____ RECORDS
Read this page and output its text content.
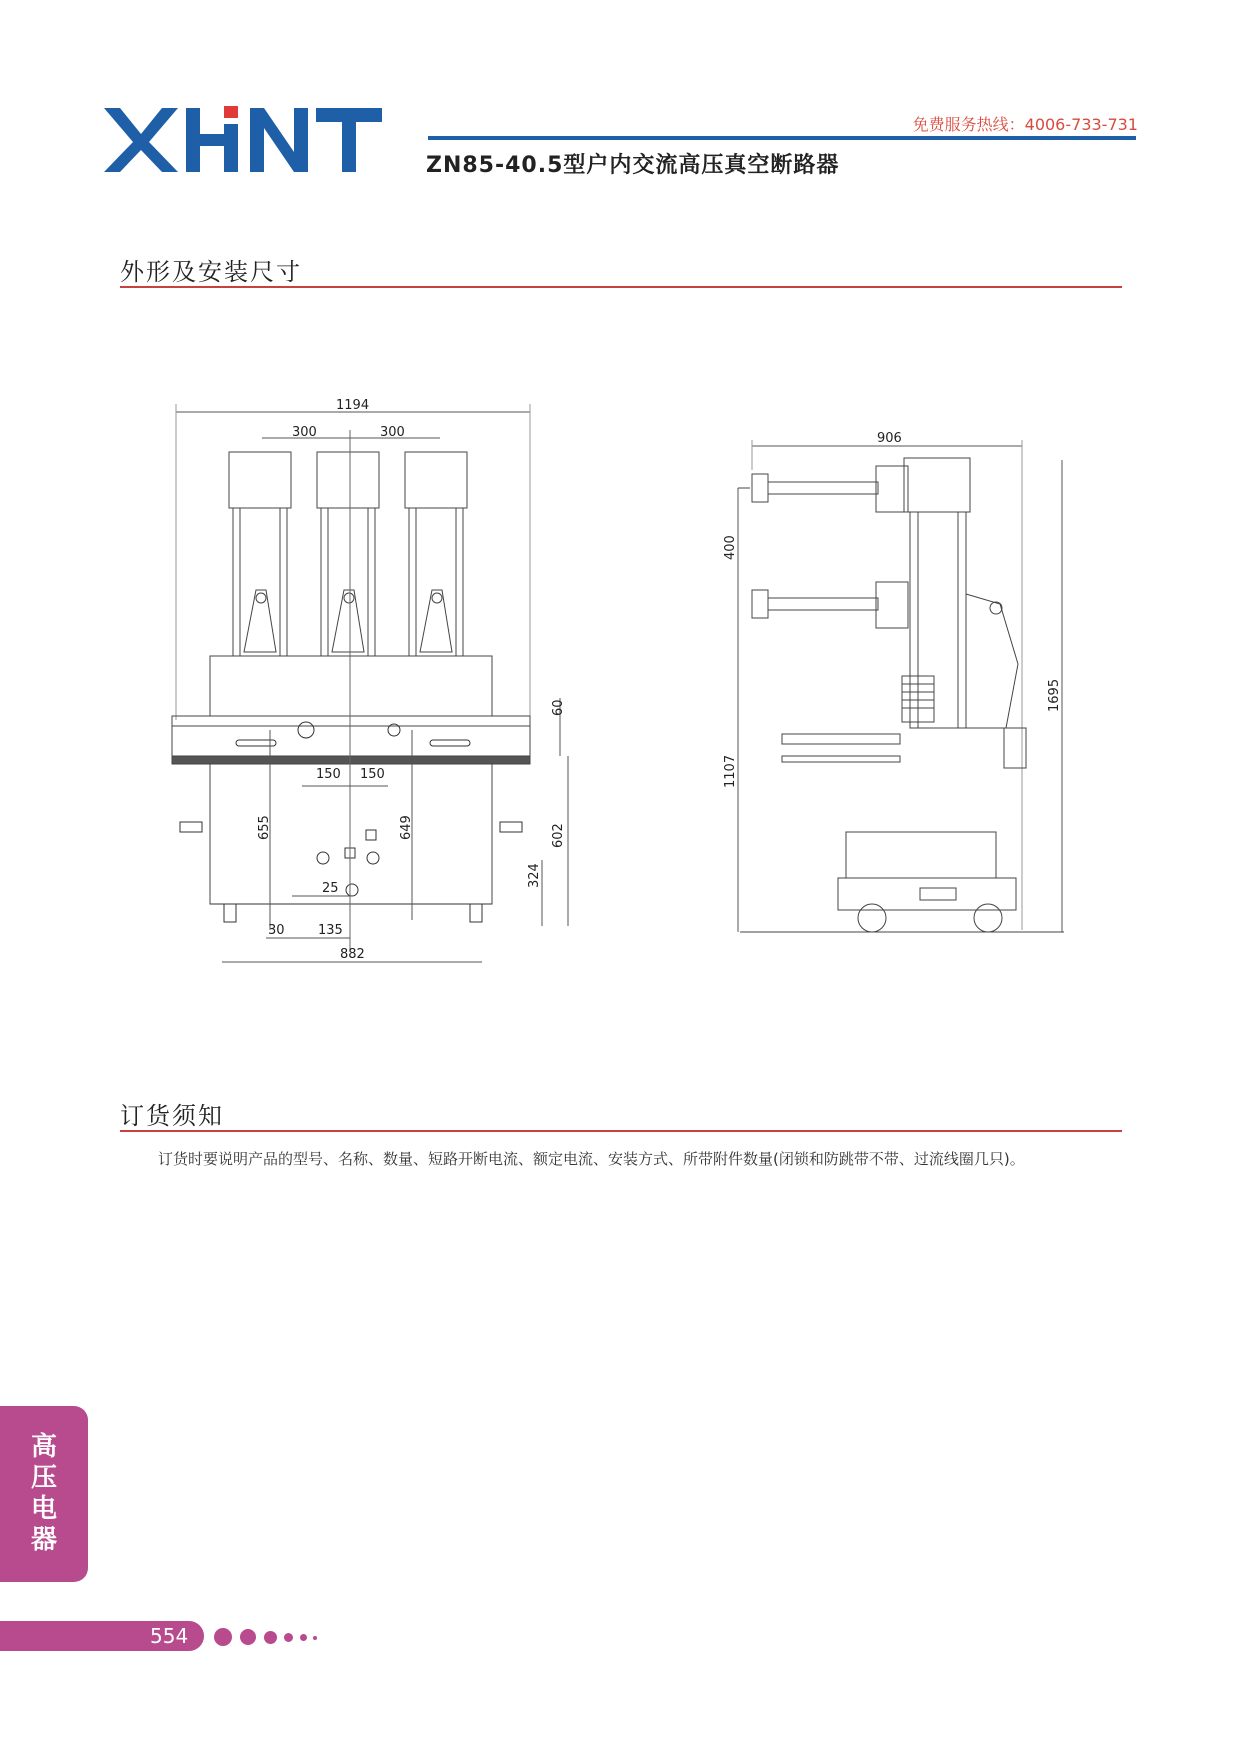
免费服务热线：4006-733-731
ZN85-40.5型户内交流高压真空断路器
外形及安装尺寸
1194
300	300
150 150
25
30	135
882
906
60
655	649	602
324
400
1695
1107
订货须知
订货时要说明产品的型号、名称、数量、短路开断电流、额定电流、安装方式、所带附件数量(闭锁和防跳带不带、过流线圈几只)。
高
压
电
器
554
________
**WHAT YOU HAVE TO DO**
Reproduce the material in its entirety and word for word, without the pictures.

**ANSWER IN FULL**
Read this page and output its text content.
免费服务热线：4006-733-731
ZN85-40.5型户内交流高压真空断路器
外形及安装尺寸
1194
300	300
150 150
25
30	135
882
906
60
655	649	602
324
400
1695
1107
订货须知
订货时要说明产品的型号、名称、数量、短路开断电流、额定电流、安装方式、所带附件数量(闭锁和防跳带不带、过流线圈几只)。
高
压
电
器
554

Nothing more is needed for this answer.